>> start DATASET ENTRIES
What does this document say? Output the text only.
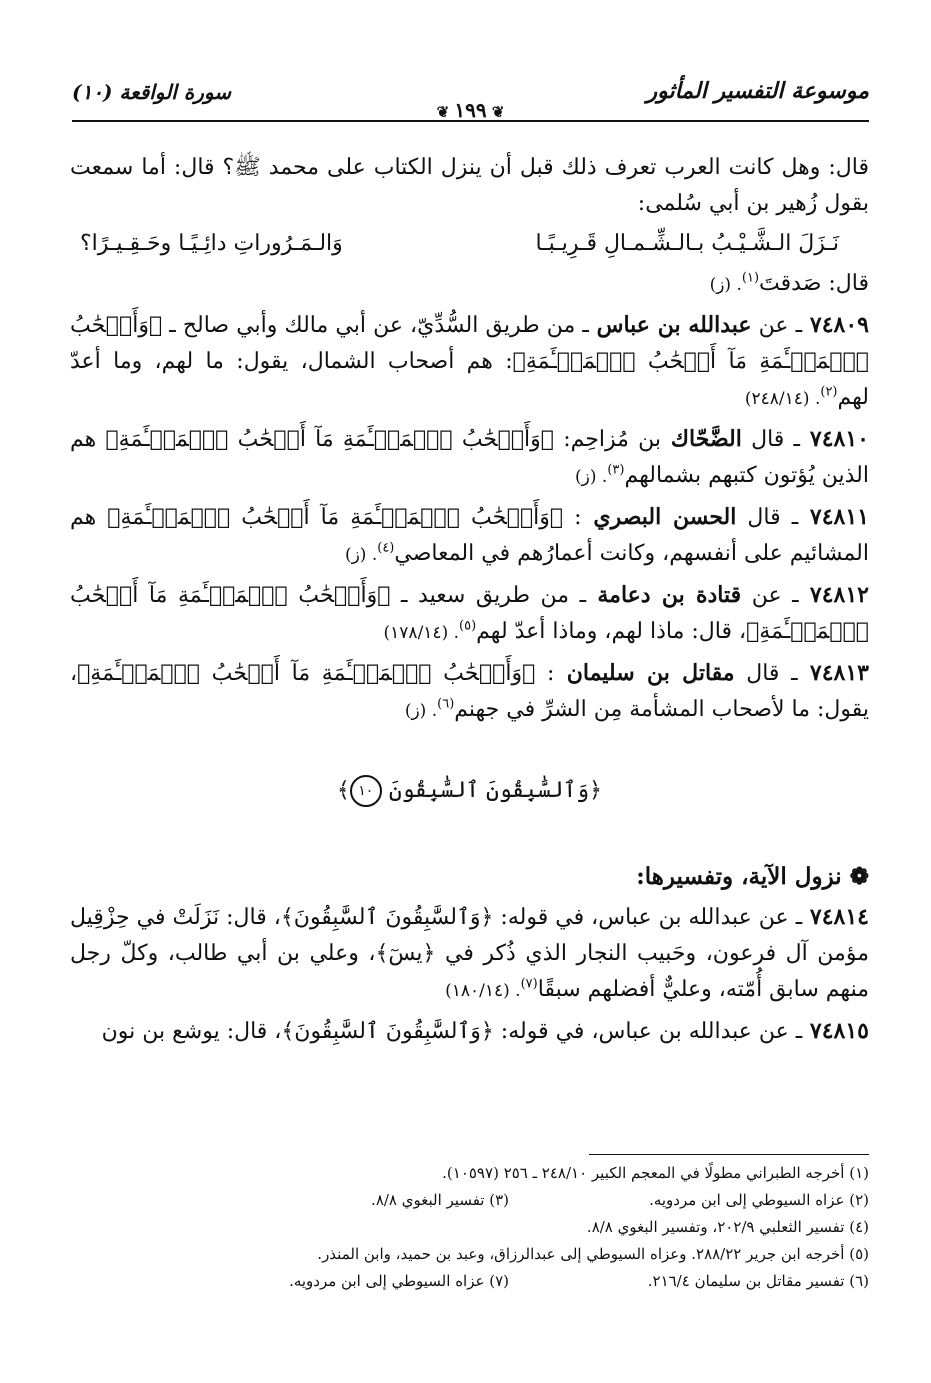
موسوعة التفسير المأثور
سورة الواقعة (١٠)
❦ ١٩٩ ❦

قال: وهل كانت العرب تعرف ذلك قبل أن ينزل الكتاب على محمد ﷺ؟ قال: أما سمعت بقول زُهير بن أبي سُلمى:

نَـزَلَ الـشَّـيْـبُ بـالـشِّـمـالِ قَـرِيـبًـا
وَالـمَـرُوراتِ دائِـيًـا وحَـقِـيـرًا؟

قال: صَدقتَ$^{(١)}$. (ز)

٧٤٨٠٩ ـ عن عبدالله بن عباس ـ من طريق السُّدِّيّ، عن أبي مالك وأبي صالح ـ ﴿وَأَصۡحَٰبُ ٱلۡمَشۡـَٔمَةِ مَآ أَصۡحَٰبُ ٱلۡمَشۡـَٔمَةِ﴾: هم أصحاب الشمال، يقول: ما لهم، وما أعدّ لهم$^{(٢)}$. (٢٤٨/١٤)

٧٤٨١٠ ـ قال الضَّحّاك بن مُزاحِم: ﴿وَأَصۡحَٰبُ ٱلۡمَشۡـَٔمَةِ مَآ أَصۡحَٰبُ ٱلۡمَشۡـَٔمَةِ﴾ هم الذين يُؤتون كتبهم بشمالهم$^{(٣)}$. (ز)

٧٤٨١١ ـ قال الحسن البصري : ﴿وَأَصۡحَٰبُ ٱلۡمَشۡـَٔمَةِ مَآ أَصۡحَٰبُ ٱلۡمَشۡـَٔمَةِ﴾ هم المشائيم على أنفسهم، وكانت أعمارُهم في المعاصي$^{(٤)}$. (ز)

٧٤٨١٢ ـ عن قتادة بن دعامة ـ من طريق سعيد ـ ﴿وَأَصۡحَٰبُ ٱلۡمَشۡـَٔمَةِ مَآ أَصۡحَٰبُ ٱلۡمَشۡـَٔمَةِ﴾، قال: ماذا لهم، وماذا أعدّ لهم$^{(٥)}$. (١٧٨/١٤)

٧٤٨١٣ ـ قال مقاتل بن سليمان : ﴿وَأَصۡحَٰبُ ٱلۡمَشۡـَٔمَةِ مَآ أَصۡحَٰبُ ٱلۡمَشۡـَٔمَةِ﴾، يقول: ما لأصحاب المشأمة مِن الشرِّ في جهنم$^{(٦)}$. (ز)

﴿وَٱلسَّٰبِقُونَ ٱلسَّٰبِقُونَ ١٠﴾
❁ نزول الآية، وتفسيرها:

٧٤٨١٤ ـ عن عبدالله بن عباس، في قوله: ﴿وَٱلسَّٰبِقُونَ ٱلسَّٰبِقُونَ﴾، قال: نَزَلَتْ في حِزْقِيل مؤمن آل فرعون، وحَبيب النجار الذي ذُكر في ﴿يسٓ﴾، وعلي بن أبي طالب، وكلّ رجل منهم سابق أُمّته، وعليٌّ أفضلهم سبقًا$^{(٧)}$. (١٨٠/١٤)

٧٤٨١٥ ـ عن عبدالله بن عباس، في قوله: ﴿وَٱلسَّٰبِقُونَ ٱلسَّٰبِقُونَ﴾، قال: يوشع بن نون

(١) أخرجه الطبراني مطولًا في المعجم الكبير ٢٤٨/١٠ ـ ٢٥٦ (١٠٥٩٧).
(٢) عزاه السيوطي إلى ابن مردويه.
(٣) تفسير البغوي ٨/٨.
(٤) تفسير الثعلبي ٢٠٢/٩، وتفسير البغوي ٨/٨.
(٥) أخرجه ابن جرير ٢٨٨/٢٢. وعزاه السيوطي إلى عبدالرزاق، وعبد بن حميد، وابن المنذر.
(٦) تفسير مقاتل بن سليمان ٢١٦/٤.
(٧) عزاه السيوطي إلى ابن مردويه.
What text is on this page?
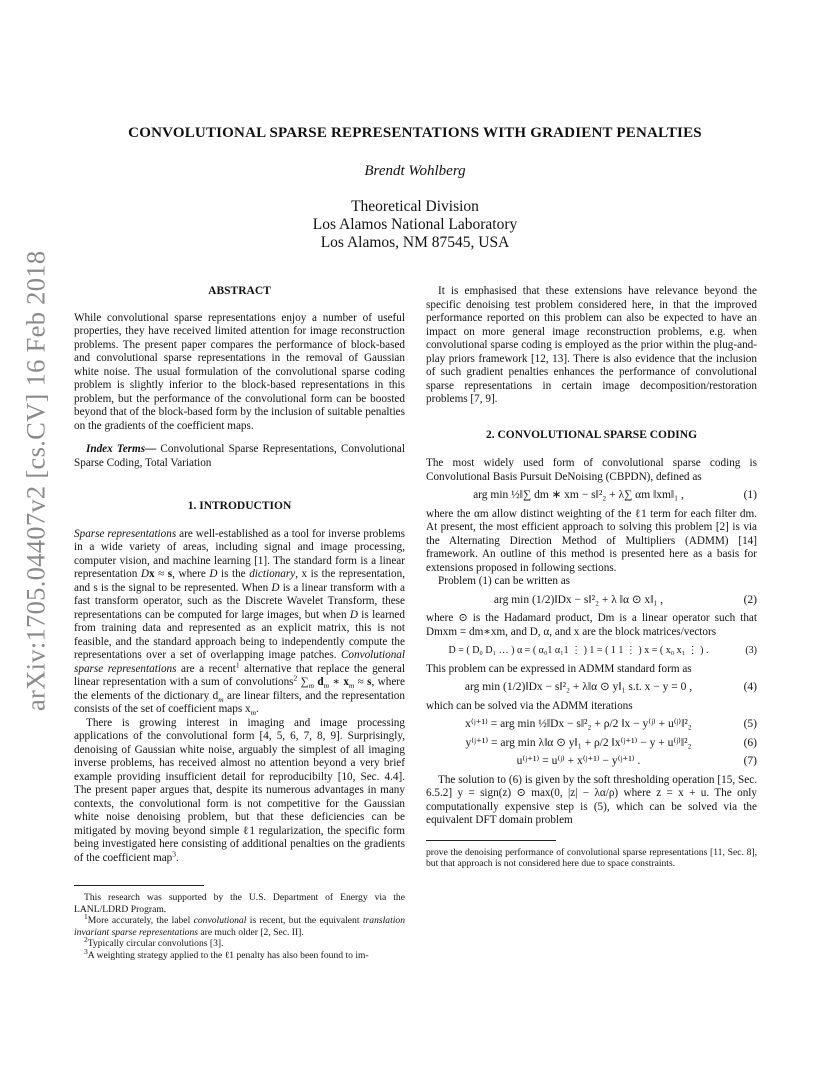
arXiv:1705.04407v2 [cs.CV] 16 Feb 2018
CONVOLUTIONAL SPARSE REPRESENTATIONS WITH GRADIENT PENALTIES
Brendt Wohlberg
Theoretical Division
Los Alamos National Laboratory
Los Alamos, NM 87545, USA
ABSTRACT

While convolutional sparse representations enjoy a number of useful properties, they have received limited attention for image reconstruction problems. The present paper compares the performance of block-based and convolutional sparse representations in the removal of Gaussian white noise. The usual formulation of the convolutional sparse coding problem is slightly inferior to the block-based representations in this problem, but the performance of the convolutional form can be boosted beyond that of the block-based form by the inclusion of suitable penalties on the gradients of the coefficient maps.

Index Terms— Convolutional Sparse Representations, Convolutional Sparse Coding, Total Variation

1. INTRODUCTION

Sparse representations are well-established as a tool for inverse problems in a wide variety of areas, including signal and image processing, computer vision, and machine learning [1]. The standard form is a linear representation Dx ≈ s, where D is the dictionary, x is the representation, and s is the signal to be represented. When D is a linear transform with a fast transform operator, such as the Discrete Wavelet Transform, these representations can be computed for large images, but when D is learned from training data and represented as an explicit matrix, this is not feasible, and the standard approach being to independently compute the representations over a set of overlapping image patches. Convolutional sparse representations are a recent$^1$ alternative that replace the general linear representation with a sum of convolutions$^2$ $\sum_m$ $d_m$ ∗ $x_m \approx s$, where the elements of the dictionary $d_m$ are linear filters, and the representation consists of the set of coefficient maps $x_m$.

There is growing interest in imaging and image processing applications of the convolutional form [4, 5, 6, 7, 8, 9]. Surprisingly, denoising of Gaussian white noise, arguably the simplest of all imaging inverse problems, has received almost no attention beyond a very brief example providing insufficient detail for reproducibilty [10, Sec. 4.4]. The present paper argues that, despite its numerous advantages in many contexts, the convolutional form is not competitive for the Gaussian white noise denoising problem, but that these deficiencies can be mitigated by moving beyond simple ℓ1 regularization, the specific form being investigated here consisting of additional penalties on the gradients of the coefficient map$^3$.

This research was supported by the U.S. Department of Energy via the LANL/LDRD Program.

$^1$More accurately, the label convolutional is recent, but the equivalent translation invariant sparse representations are much older [2, Sec. II].

$^2$Typically circular convolutions [3].

$^3$A weighting strategy applied to the ℓ1 penalty has also been found to im-

It is emphasised that these extensions have relevance beyond the specific denoising test problem considered here, in that the improved performance reported on this problem can also be expected to have an impact on more general image reconstruction problems, e.g. when convolutional sparse coding is employed as the prior within the plug-and-play priors framework [12, 13]. There is also evidence that the inclusion of such gradient penalties enhances the performance of convolutional sparse representations in certain image decomposition/restoration problems [7, 9].

2. CONVOLUTIONAL SPARSE CODING

The most widely used form of convolutional sparse coding is Convolutional Basis Pursuit DeNoising (CBPDN), defined as

arg min ½‖∑ dm ∗ xm − s‖²₂ + λ∑ αm ‖xm‖₁ ,	(1)

where the αm allow distinct weighting of the ℓ1 term for each filter dm. At present, the most efficient approach to solving this problem [2] is via the Alternating Direction Method of Multipliers (ADMM) [14] framework. An outline of this method is presented here as a basis for extensions proposed in following sections.

Problem (1) can be written as

arg min (1/2)‖Dx − s‖²₂ + λ ‖α ⊙ x‖₁ ,	(2)

where ⊙ is the Hadamard product, Dm is a linear operator such that Dmxm = dm∗xm, and D, α, and x are the block matrices/vectors

D = ( D₀ D₁ … ) α = ( α₀1 α₁1 ⋮ ) 1 = ( 1 1 ⋮ ) x = ( x₀ x₁ ⋮ ) .	(3)

This problem can be expressed in ADMM standard form as

arg min (1/2)‖Dx − s‖²₂ + λ‖α ⊙ y‖₁ s.t. x − y = 0 ,	(4)

which can be solved via the ADMM iterations

x⁽ʲ⁺¹⁾ = arg min ½‖Dx − s‖²₂ + ρ/2 ‖x − y⁽ʲ⁾ + u⁽ʲ⁾‖²₂	(5)
y⁽ʲ⁺¹⁾ = arg min λ‖α ⊙ y‖₁ + ρ/2 ‖x⁽ʲ⁺¹⁾ − y + u⁽ʲ⁾‖²₂	(6)
u⁽ʲ⁺¹⁾ = u⁽ʲ⁾ + x⁽ʲ⁺¹⁾ − y⁽ʲ⁺¹⁾ .	(7)

The solution to (6) is given by the soft thresholding operation [15, Sec. 6.5.2] y = sign(z) ⊙ max(0, |z| − λα/ρ) where z = x + u. The only computationally expensive step is (5), which can be solved via the equivalent DFT domain problem

prove the denoising performance of convolutional sparse representations [11, Sec. 8], but that approach is not considered here due to space constraints.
>> end DATASET ENTRIES
AIM OF THE TASK:
Identify and extract each line of the listing that contains "gradients".

FINAL ANSWER:
While convolutional sparse representations enjoy a number of useful properties, they have received limited attention for image reconstruction problems. The present paper compares the performance of block-based and convolutional sparse representations in the removal of Gaussian white noise. The usual formulation of the convolutional sparse coding problem is slightly inferior to the block-based representations in this problem, but the performance of the convolutional form can be boosted beyond that of the block-based form by the inclusion of suitable penalties on the gradients of the coefficient maps.
There is growing interest in imaging and image processing applications of the convolutional form [4, 5, 6, 7, 8, 9]. Surprisingly, denoising of Gaussian white noise, arguably the simplest of all imaging inverse problems, has received almost no attention beyond a very brief example providing insufficient detail for reproducibilty [10, Sec. 4.4]. The present paper argues that, despite its numerous advantages in many contexts, the convolutional form is not competitive for the Gaussian white noise denoising problem, but that these deficiencies can be mitigated by moving beyond simple ℓ1 regularization, the specific form being investigated here consisting of additional penalties on the gradients of the coefficient map$^3$.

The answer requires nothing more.